>> start Data records
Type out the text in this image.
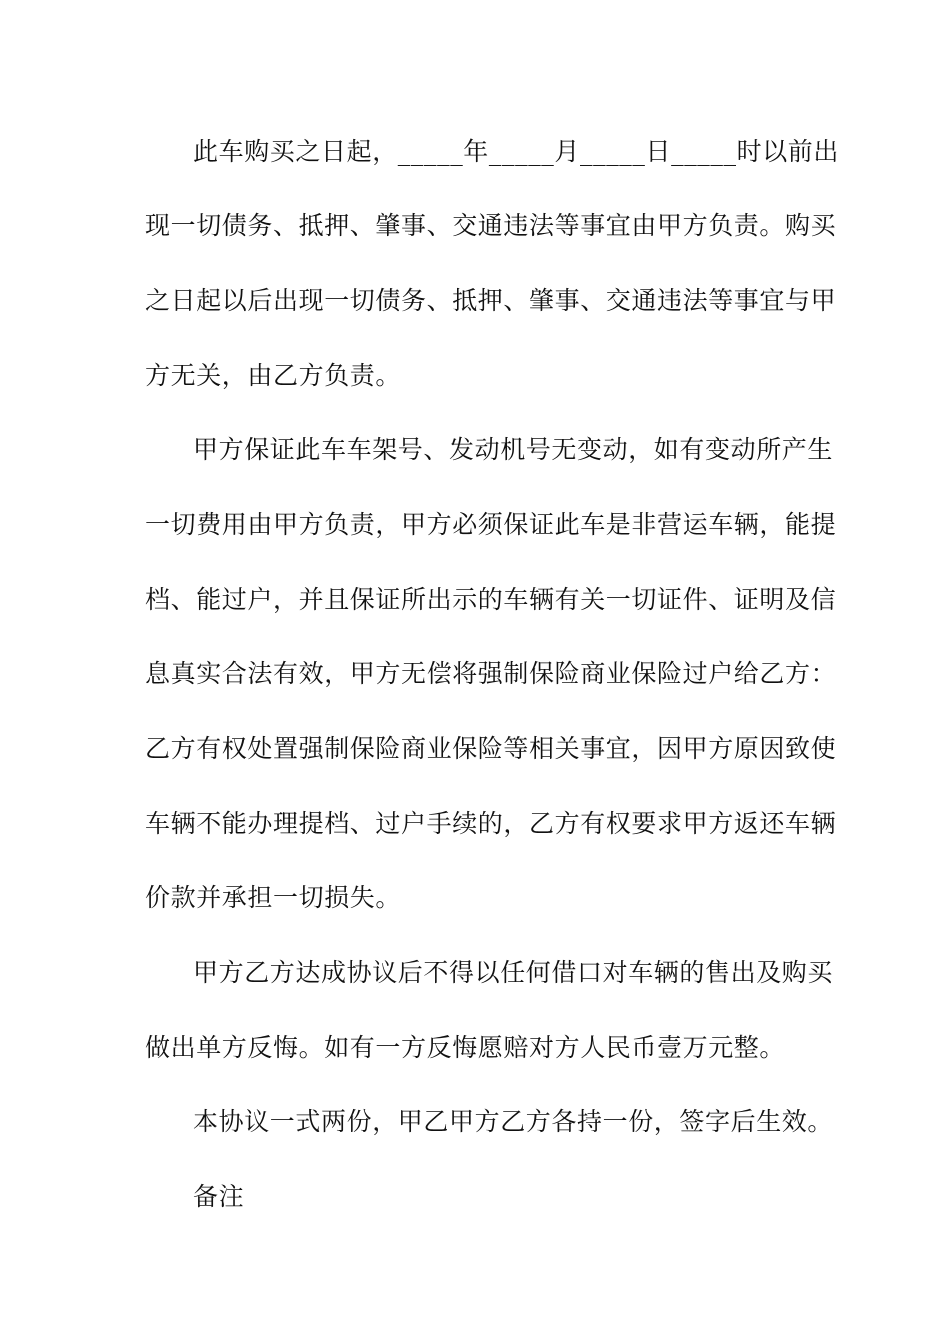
此车购买之日起，_____年_____月_____日_____时以前出
现一切债务、抵押、肇事、交通违法等事宜由甲方负责。购买
之日起以后出现一切债务、抵押、肇事、交通违法等事宜与甲
方无关，由乙方负责。
甲方保证此车车架号、发动机号无变动，如有变动所产生
一切费用由甲方负责，甲方必须保证此车是非营运车辆，能提
档、能过户，并且保证所出示的车辆有关一切证件、证明及信
息真实合法有效，甲方无偿将强制保险商业保险过户给乙方：
乙方有权处置强制保险商业保险等相关事宜，因甲方原因致使
车辆不能办理提档、过户手续的，乙方有权要求甲方返还车辆
价款并承担一切损失。
甲方乙方达成协议后不得以任何借口对车辆的售出及购买
做出单方反悔。如有一方反悔愿赔对方人民币壹万元整。
本协议一式两份，甲乙甲方乙方各持一份，签字后生效。
备注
>> end Data records
Set down the lines of the records above exactly, apart from the pictures.

Type out the text in this image.
此车购买之日起，_____年_____月_____日_____时以前出
现一切债务、抵押、肇事、交通违法等事宜由甲方负责。购买
之日起以后出现一切债务、抵押、肇事、交通违法等事宜与甲
方无关，由乙方负责。
甲方保证此车车架号、发动机号无变动，如有变动所产生
一切费用由甲方负责，甲方必须保证此车是非营运车辆，能提
档、能过户，并且保证所出示的车辆有关一切证件、证明及信
息真实合法有效，甲方无偿将强制保险商业保险过户给乙方：
乙方有权处置强制保险商业保险等相关事宜，因甲方原因致使
车辆不能办理提档、过户手续的，乙方有权要求甲方返还车辆
价款并承担一切损失。
甲方乙方达成协议后不得以任何借口对车辆的售出及购买
做出单方反悔。如有一方反悔愿赔对方人民币壹万元整。
本协议一式两份，甲乙甲方乙方各持一份，签字后生效。
备注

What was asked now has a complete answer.